### WRITTEN REQUEST
Where a line of the material contains the string "between", copy that line.

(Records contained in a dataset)
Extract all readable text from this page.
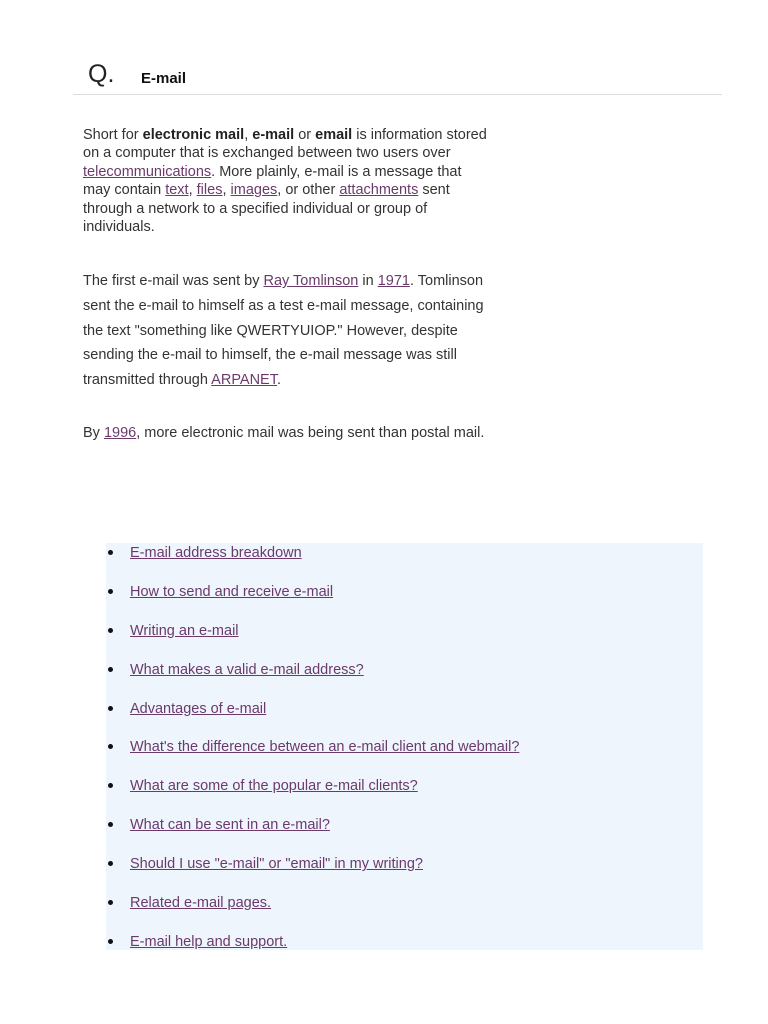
Q. E-mail

Short for electronic mail, e-mail or email is information stored on a computer that is exchanged between two users over telecommunications. More plainly, e-mail is a message that may contain text, files, images, or other attachments sent through a network to a specified individual or group of individuals.

The first e-mail was sent by Ray Tomlinson in 1971. Tomlinson sent the e-mail to himself as a test e-mail message, containing the text "something like QWERTYUIOP." However, despite sending the e-mail to himself, the e-mail message was still transmitted through ARPANET.

By 1996, more electronic mail was being sent than postal mail.

E-mail address breakdown
How to send and receive e-mail
Writing an e-mail
What makes a valid e-mail address?
Advantages of e-mail
What's the difference between an e-mail client and webmail?
What are some of the popular e-mail clients?
What can be sent in an e-mail?
Should I use "e-mail" or "email" in my writing?
Related e-mail pages.
E-mail help and support.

### RESPONSE TO THIS TASK
Short for electronic mail, e-mail or email is information stored on a computer that is exchanged between two users over telecommunications. More plainly, e-mail is a message that may contain text, files, images, or other attachments sent through a network to a specified individual or group of individuals.
What's the difference between an e-mail client and webmail?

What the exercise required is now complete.